[Entries with figure data]
-*-*-
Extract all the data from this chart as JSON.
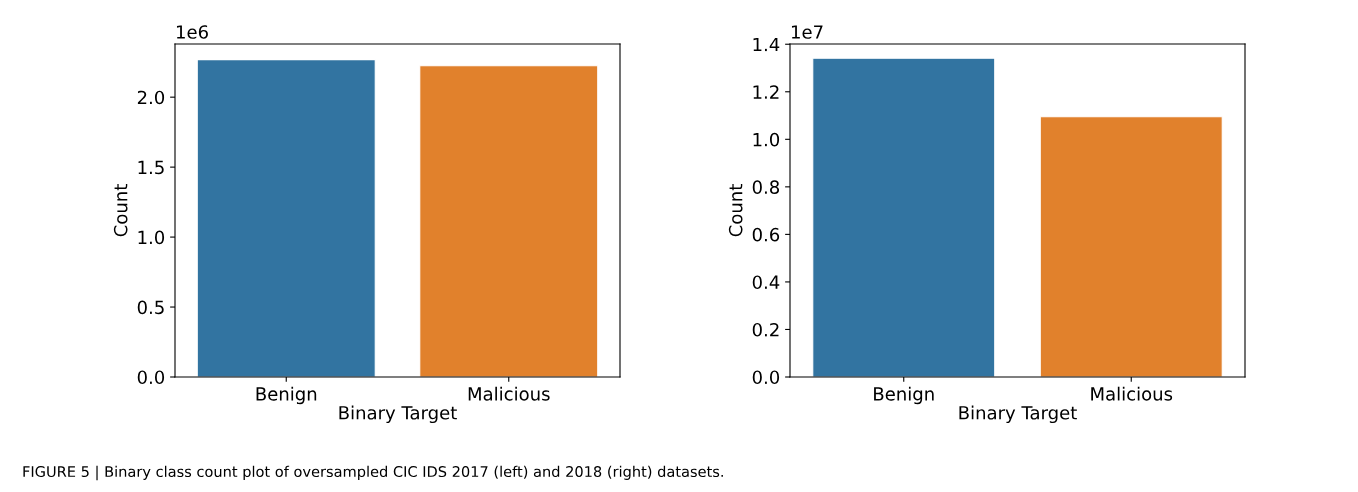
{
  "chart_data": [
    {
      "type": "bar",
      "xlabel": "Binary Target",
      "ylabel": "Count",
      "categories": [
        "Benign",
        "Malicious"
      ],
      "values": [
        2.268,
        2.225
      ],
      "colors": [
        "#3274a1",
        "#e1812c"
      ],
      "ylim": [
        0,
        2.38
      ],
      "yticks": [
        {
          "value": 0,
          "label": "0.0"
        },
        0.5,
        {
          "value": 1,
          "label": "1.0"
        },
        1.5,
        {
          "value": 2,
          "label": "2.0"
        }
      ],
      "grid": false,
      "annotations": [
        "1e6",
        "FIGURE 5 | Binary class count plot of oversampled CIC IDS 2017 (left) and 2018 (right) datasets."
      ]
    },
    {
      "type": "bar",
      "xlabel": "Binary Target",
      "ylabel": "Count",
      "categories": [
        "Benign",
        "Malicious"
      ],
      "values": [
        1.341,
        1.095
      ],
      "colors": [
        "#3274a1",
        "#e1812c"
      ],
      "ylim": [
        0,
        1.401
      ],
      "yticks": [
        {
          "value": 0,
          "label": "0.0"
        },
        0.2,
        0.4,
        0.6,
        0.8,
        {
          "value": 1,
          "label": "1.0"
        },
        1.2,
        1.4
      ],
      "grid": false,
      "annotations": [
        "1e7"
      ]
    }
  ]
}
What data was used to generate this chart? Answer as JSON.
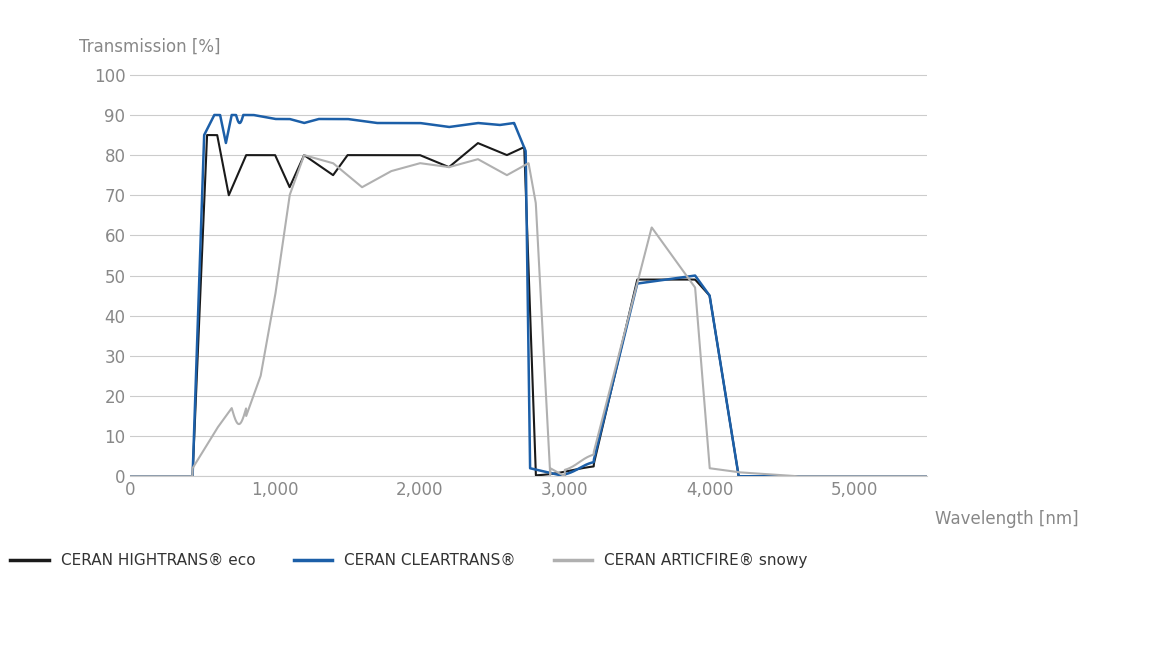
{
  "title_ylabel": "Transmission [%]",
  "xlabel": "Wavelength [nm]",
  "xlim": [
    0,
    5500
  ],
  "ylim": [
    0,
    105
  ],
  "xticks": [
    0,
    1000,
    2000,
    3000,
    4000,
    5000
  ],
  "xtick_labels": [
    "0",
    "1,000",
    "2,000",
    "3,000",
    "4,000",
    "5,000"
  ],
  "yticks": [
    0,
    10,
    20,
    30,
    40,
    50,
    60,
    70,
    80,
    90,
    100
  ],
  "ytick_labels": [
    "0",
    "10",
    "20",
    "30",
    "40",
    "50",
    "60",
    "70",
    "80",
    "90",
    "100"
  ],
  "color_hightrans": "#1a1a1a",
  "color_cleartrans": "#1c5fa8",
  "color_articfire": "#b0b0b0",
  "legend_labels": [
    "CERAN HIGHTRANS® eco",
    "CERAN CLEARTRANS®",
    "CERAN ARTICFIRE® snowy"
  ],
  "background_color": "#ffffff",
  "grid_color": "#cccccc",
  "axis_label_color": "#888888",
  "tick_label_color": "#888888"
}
-*-*-
Do this -
Exactly reproduce each record, leaving out any pictures.

Solution to the exercise -
Extract all the data from this chart as JSON.
{
  "chart_data": [
    {
      "type": "bar",
      "xlabel": "Binary Target",
      "ylabel": "Count",
      "categories": [
        "Benign",
        "Malicious"
      ],
      "values": [
        2.268,
        2.225
      ],
      "colors": [
        "#3274a1",
        "#e1812c"
      ],
      "ylim": [
        0,
        2.38
      ],
      "yticks": [
        {
          "value": 0,
          "label": "0.0"
        },
        0.5,
        {
          "value": 1,
          "label": "1.0"
        },
        1.5,
        {
          "value": 2,
          "label": "2.0"
        }
      ],
      "grid": false,
      "annotations": [
        "1e6",
        "FIGURE 5 | Binary class count plot of oversampled CIC IDS 2017 (left) and 2018 (right) datasets."
      ]
    },
    {
      "type": "bar",
      "xlabel": "Binary Target",
      "ylabel": "Count",
      "categories": [
        "Benign",
        "Malicious"
      ],
      "values": [
        1.341,
        1.095
      ],
      "colors": [
        "#3274a1",
        "#e1812c"
      ],
      "ylim": [
        0,
        1.401
      ],
      "yticks": [
        {
          "value": 0,
          "label": "0.0"
        },
        0.2,
        0.4,
        0.6,
        0.8,
        {
          "value": 1,
          "label": "1.0"
        },
        1.2,
        1.4
      ],
      "grid": false,
      "annotations": [
        "1e7"
      ]
    }
  ]
}
What data was used to generate this chart? Answer as JSON.
{
  "title_ylabel": "Transmission [%]",
  "xlabel": "Wavelength [nm]",
  "xlim": [
    0,
    5500
  ],
  "ylim": [
    0,
    105
  ],
  "xticks": [
    0,
    1000,
    2000,
    3000,
    4000,
    5000
  ],
  "xtick_labels": [
    "0",
    "1,000",
    "2,000",
    "3,000",
    "4,000",
    "5,000"
  ],
  "yticks": [
    0,
    10,
    20,
    30,
    40,
    50,
    60,
    70,
    80,
    90,
    100
  ],
  "ytick_labels": [
    "0",
    "10",
    "20",
    "30",
    "40",
    "50",
    "60",
    "70",
    "80",
    "90",
    "100"
  ],
  "color_hightrans": "#1a1a1a",
  "color_cleartrans": "#1c5fa8",
  "color_articfire": "#b0b0b0",
  "legend_labels": [
    "CERAN HIGHTRANS® eco",
    "CERAN CLEARTRANS®",
    "CERAN ARTICFIRE® snowy"
  ],
  "background_color": "#ffffff",
  "grid_color": "#cccccc",
  "axis_label_color": "#888888",
  "tick_label_color": "#888888"
}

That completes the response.